Take every line from the listing below that includes "explorer" and copy it.

[Stored data]
==============================

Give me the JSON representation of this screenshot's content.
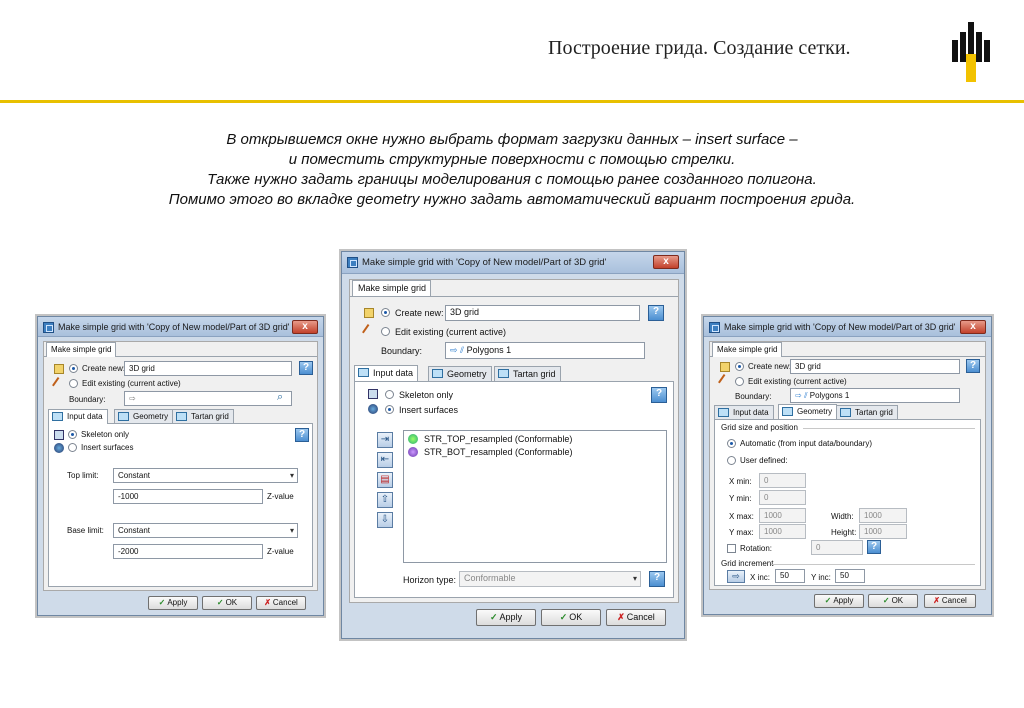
{
  "slide": {
    "title": "Построение грида. Создание сетки.",
    "intro": [
      "В открывшемся окне нужно выбрать формат загрузки данных – insert surface –",
      "и поместить структурные поверхности с помощью стрелки.",
      "Также нужно задать границы моделирования с помощью ранее созданного полигона.",
      "Помимо этого во вкладке geometry нужно задать автоматический вариант построения грида."
    ],
    "accent_color": "#e8c000"
  },
  "common": {
    "window_title": "Make simple grid with 'Copy of New model/Part of 3D grid'",
    "group_tab": "Make simple grid",
    "create_new_label": "Create new:",
    "create_new_value": "3D grid",
    "edit_existing_label": "Edit existing (current active)",
    "boundary_label": "Boundary:",
    "tabs": [
      "Input data",
      "Geometry",
      "Tartan grid"
    ],
    "apply": "Apply",
    "ok": "OK",
    "cancel": "Cancel",
    "help": "?"
  },
  "left": {
    "boundary_value": "",
    "skeleton_only": "Skeleton only",
    "insert_surfaces": "Insert surfaces",
    "top_limit_label": "Top limit:",
    "top_limit_value": "Constant",
    "top_value": "-1000",
    "top_unit": "Z-value",
    "base_limit_label": "Base limit:",
    "base_limit_value": "Constant",
    "base_value": "-2000",
    "base_unit": "Z-value"
  },
  "center": {
    "boundary_value": "Polygons 1",
    "skeleton_only": "Skeleton only",
    "insert_surfaces": "Insert surfaces",
    "surfaces": [
      "STR_TOP_resampled  (Conformable)",
      "STR_BOT_resampled  (Conformable)"
    ],
    "horizon_type_label": "Horizon type:",
    "horizon_type_value": "Conformable"
  },
  "right": {
    "boundary_value": "Polygons 1",
    "section_size": "Grid size and position",
    "automatic": "Automatic (from input data/boundary)",
    "user_defined": "User defined:",
    "xmin_label": "X min:",
    "xmin": "0",
    "ymin_label": "Y min:",
    "ymin": "0",
    "xmax_label": "X max:",
    "xmax": "1000",
    "ymax_label": "Y max:",
    "ymax": "1000",
    "width_label": "Width:",
    "width": "1000",
    "height_label": "Height:",
    "height": "1000",
    "rotation_label": "Rotation:",
    "rotation": "0",
    "section_inc": "Grid increment",
    "xinc_label": "X inc:",
    "xinc": "50",
    "yinc_label": "Y inc:",
    "yinc": "50"
  }
}
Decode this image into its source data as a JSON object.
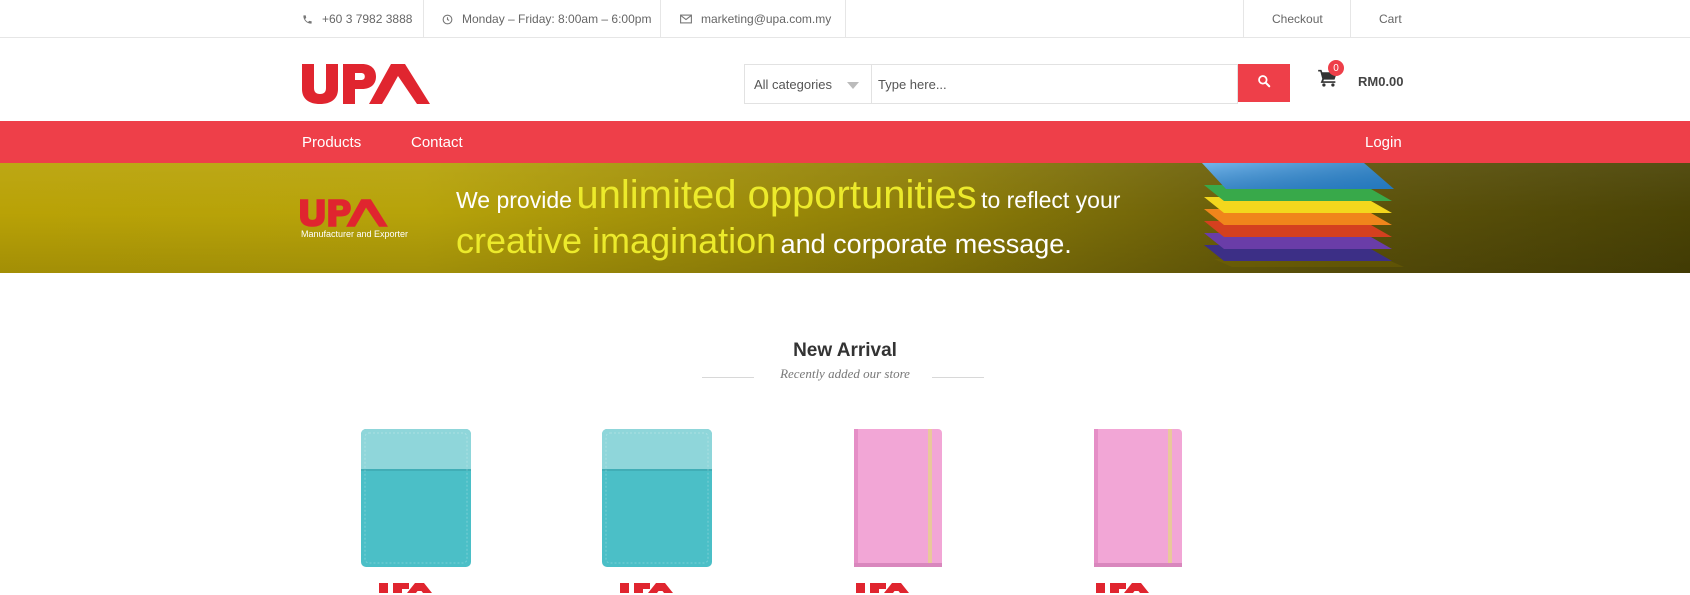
{
  "topbar": {
    "phone": "+60 3 7982 3888",
    "hours": "Monday – Friday: 8:00am – 6:00pm",
    "email": "marketing@upa.com.my",
    "checkout": "Checkout",
    "cart": "Cart"
  },
  "header": {
    "logo_text": "UPA",
    "category_select": "All categories",
    "search_placeholder": "Type here...",
    "cart_count": "0",
    "cart_total": "RM0.00"
  },
  "nav": {
    "products": "Products",
    "contact": "Contact",
    "login": "Login"
  },
  "banner": {
    "logo_text": "UPA",
    "tagline_sub": "Manufacturer and Exporter",
    "line1_a": "We provide",
    "line1_b": "unlimited opportunities",
    "line1_c": "to reflect your",
    "line2_a": "creative imagination",
    "line2_b": "and corporate message."
  },
  "new_arrival": {
    "title": "New Arrival",
    "subtitle": "Recently added our store",
    "products": [
      {
        "color": "teal"
      },
      {
        "color": "teal"
      },
      {
        "color": "pink"
      },
      {
        "color": "pink"
      }
    ]
  },
  "colors": {
    "brand_red": "#ee3f49",
    "banner_yellow": "#ecea2b"
  }
}
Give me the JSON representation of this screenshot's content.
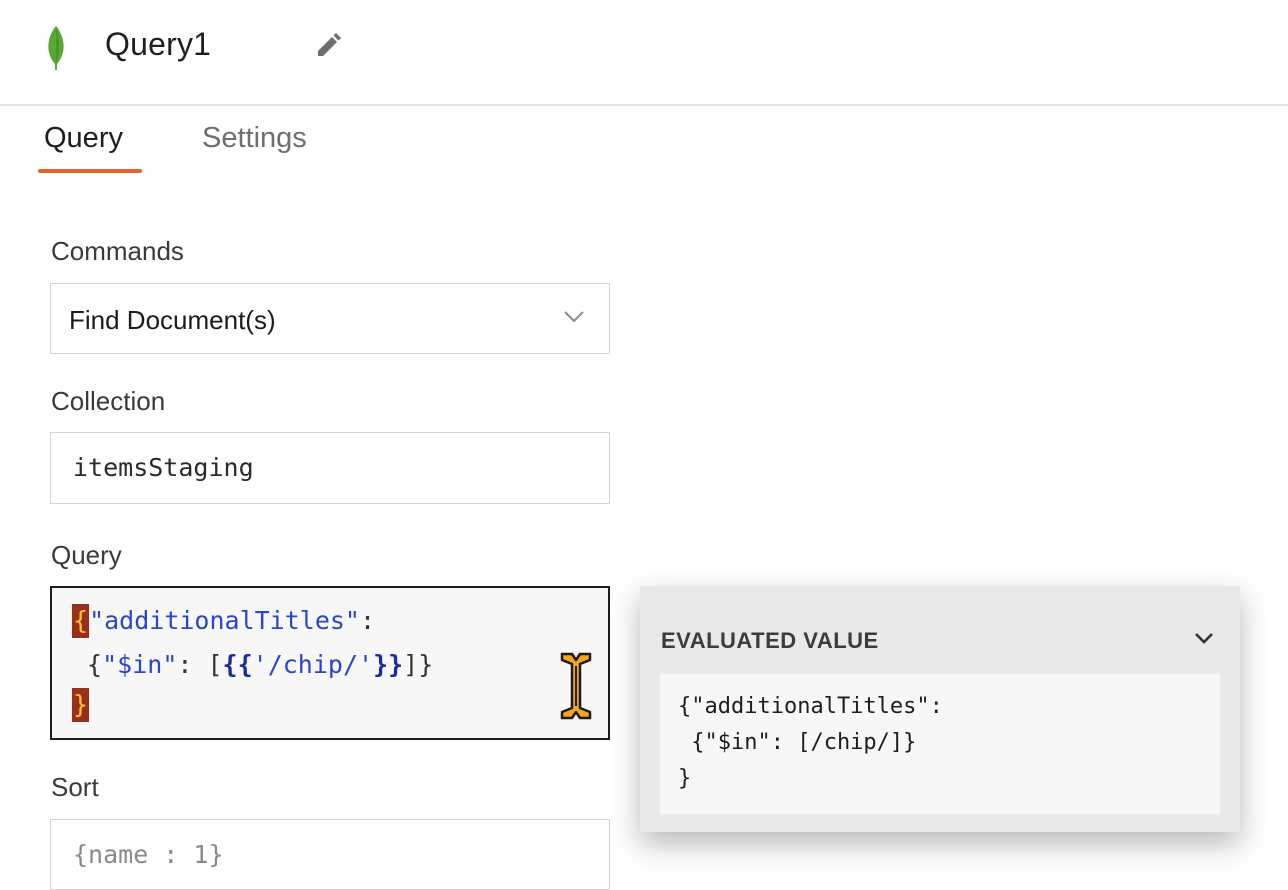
{
  "header": {
    "title": "Query1",
    "logo_icon": "mongodb-leaf-icon",
    "edit_icon": "pencil-icon"
  },
  "tabs": [
    {
      "label": "Query",
      "active": true
    },
    {
      "label": "Settings",
      "active": false
    }
  ],
  "form": {
    "commands": {
      "label": "Commands",
      "value": "Find Document(s)"
    },
    "collection": {
      "label": "Collection",
      "value": "itemsStaging"
    },
    "query": {
      "label": "Query",
      "line1_brace": "{",
      "line1_key": "\"additionalTitles\"",
      "line1_colon": ":",
      "line2_open": " {",
      "line2_key": "\"$in\"",
      "line2_mid": ": [",
      "line2_bind_open": "{{",
      "line2_str": "'/chip/'",
      "line2_bind_close": "}}",
      "line2_close": "]}",
      "line3_brace": "}"
    },
    "sort": {
      "label": "Sort",
      "placeholder": "{name : 1}"
    }
  },
  "evaluated": {
    "title": "EVALUATED VALUE",
    "lines": [
      "{\"additionalTitles\":",
      " {\"$in\": [/chip/]}",
      "}"
    ]
  },
  "colors": {
    "accent": "#e8622a",
    "logo_green": "#5aa834",
    "string_blue": "#2a46c9",
    "brace_highlight": "#9a2f1c"
  }
}
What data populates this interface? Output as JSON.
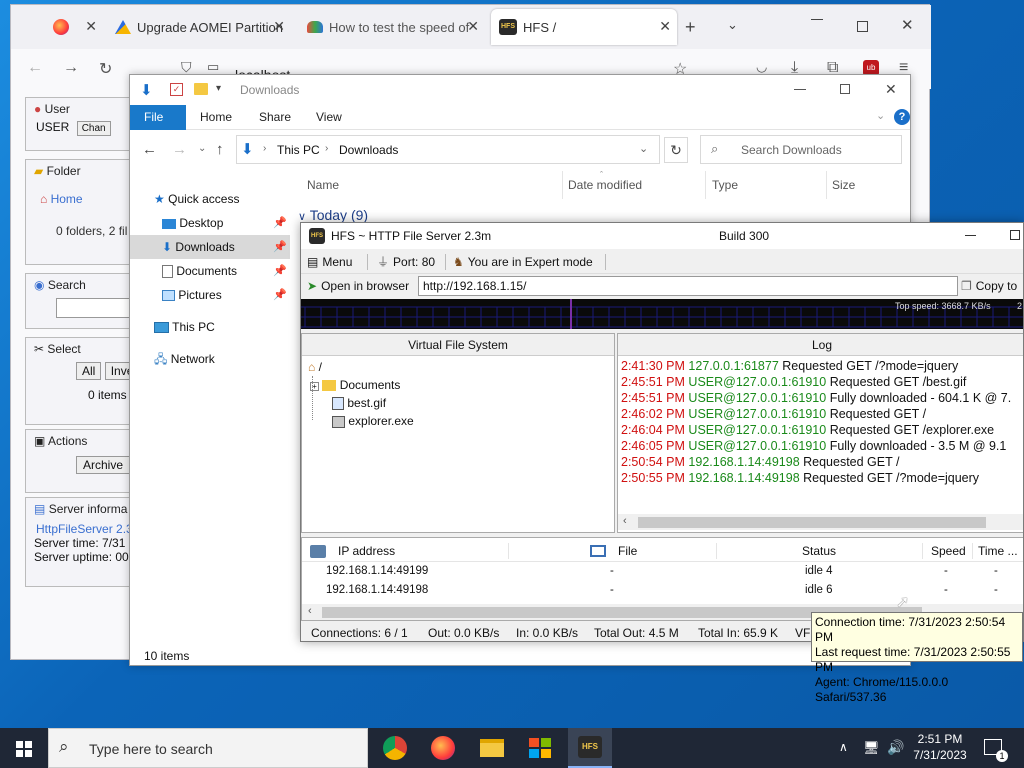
{
  "browser": {
    "tabs": [
      {
        "label": ""
      },
      {
        "label": "Upgrade AOMEI Partition"
      },
      {
        "label": "How to test the speed of"
      },
      {
        "label": "HFS /"
      }
    ],
    "url": "localhost"
  },
  "webpage": {
    "user_header": "User",
    "user_name": "USER",
    "change_button": "Chan",
    "folder_header": "Folder",
    "home_link": "Home",
    "folder_info": "0 folders, 2 fil",
    "search_header": "Search",
    "select_header": "Select",
    "all_button": "All",
    "invert_button": "Inve",
    "items_count": "0 items",
    "actions_header": "Actions",
    "archive_button": "Archive",
    "server_header": "Server informa",
    "server_link": "HttpFileServer 2.3",
    "server_time": "Server time: 7/31",
    "server_uptime": "Server uptime: 00"
  },
  "explorer": {
    "title": "Downloads",
    "ribbon_tabs": [
      "File",
      "Home",
      "Share",
      "View"
    ],
    "path": [
      "This PC",
      "Downloads"
    ],
    "search_placeholder": "Search Downloads",
    "nav": [
      {
        "label": "Quick access"
      },
      {
        "label": "Desktop"
      },
      {
        "label": "Downloads"
      },
      {
        "label": "Documents"
      },
      {
        "label": "Pictures"
      },
      {
        "label": "This PC"
      },
      {
        "label": "Network"
      }
    ],
    "columns": [
      "Name",
      "Date modified",
      "Type",
      "Size"
    ],
    "group": "Today (9)",
    "item_count": "10 items"
  },
  "hfs": {
    "title": "HFS ~ HTTP File Server 2.3m",
    "build": "Build 300",
    "menu": "Menu",
    "port": "Port: 80",
    "mode": "You are in Expert mode",
    "open_browser": "Open in browser",
    "url": "http://192.168.1.15/",
    "copy": "Copy to",
    "top_speed": "Top speed: 3668.7 KB/s",
    "top_speed_cut": "2",
    "vfs_header": "Virtual File System",
    "vfs_root": "/",
    "vfs_items": [
      "Documents",
      "best.gif",
      "explorer.exe"
    ],
    "log_header": "Log",
    "log": [
      {
        "time": "2:41:30 PM",
        "addr": "127.0.0.1:61877",
        "msg": "Requested GET /?mode=jquery"
      },
      {
        "time": "2:45:51 PM",
        "addr": "USER@127.0.0.1:61910",
        "msg": "Requested GET /best.gif"
      },
      {
        "time": "2:45:51 PM",
        "addr": "USER@127.0.0.1:61910",
        "msg": "Fully downloaded - 604.1 K @ 7."
      },
      {
        "time": "2:46:02 PM",
        "addr": "USER@127.0.0.1:61910",
        "msg": "Requested GET /"
      },
      {
        "time": "2:46:04 PM",
        "addr": "USER@127.0.0.1:61910",
        "msg": "Requested GET /explorer.exe"
      },
      {
        "time": "2:46:05 PM",
        "addr": "USER@127.0.0.1:61910",
        "msg": "Fully downloaded - 3.5 M @ 9.1"
      },
      {
        "time": "2:50:54 PM",
        "addr": "192.168.1.14:49198",
        "msg": "Requested GET /"
      },
      {
        "time": "2:50:55 PM",
        "addr": "192.168.1.14:49198",
        "msg": "Requested GET /?mode=jquery"
      }
    ],
    "conn_columns": [
      "IP address",
      "File",
      "Status",
      "Speed",
      "Time ..."
    ],
    "connections": [
      {
        "ip": "192.168.1.14:49199",
        "file": "-",
        "status": "idle 4",
        "speed": "-",
        "time": "-"
      },
      {
        "ip": "192.168.1.14:49198",
        "file": "-",
        "status": "idle 6",
        "speed": "-",
        "time": "-"
      }
    ],
    "status": {
      "connections": "Connections: 6 / 1",
      "out": "Out: 0.0 KB/s",
      "in": "In: 0.0 KB/s",
      "total_out": "Total Out: 4.5 M",
      "total_in": "Total In: 65.9 K",
      "vfs": "VFS"
    }
  },
  "tooltip": {
    "connection_time": "Connection time: 7/31/2023 2:50:54 PM",
    "last_request": "Last request time: 7/31/2023 2:50:55 PM",
    "agent": "Agent: Chrome/115.0.0.0 Safari/537.36"
  },
  "taskbar": {
    "search_placeholder": "Type here to search",
    "time": "2:51 PM",
    "date": "7/31/2023",
    "notification_count": "1"
  }
}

==============================

Output for this task:
  "explorer": {
      "explorer.exe"
        "msg": "Requested GET /explorer.exe"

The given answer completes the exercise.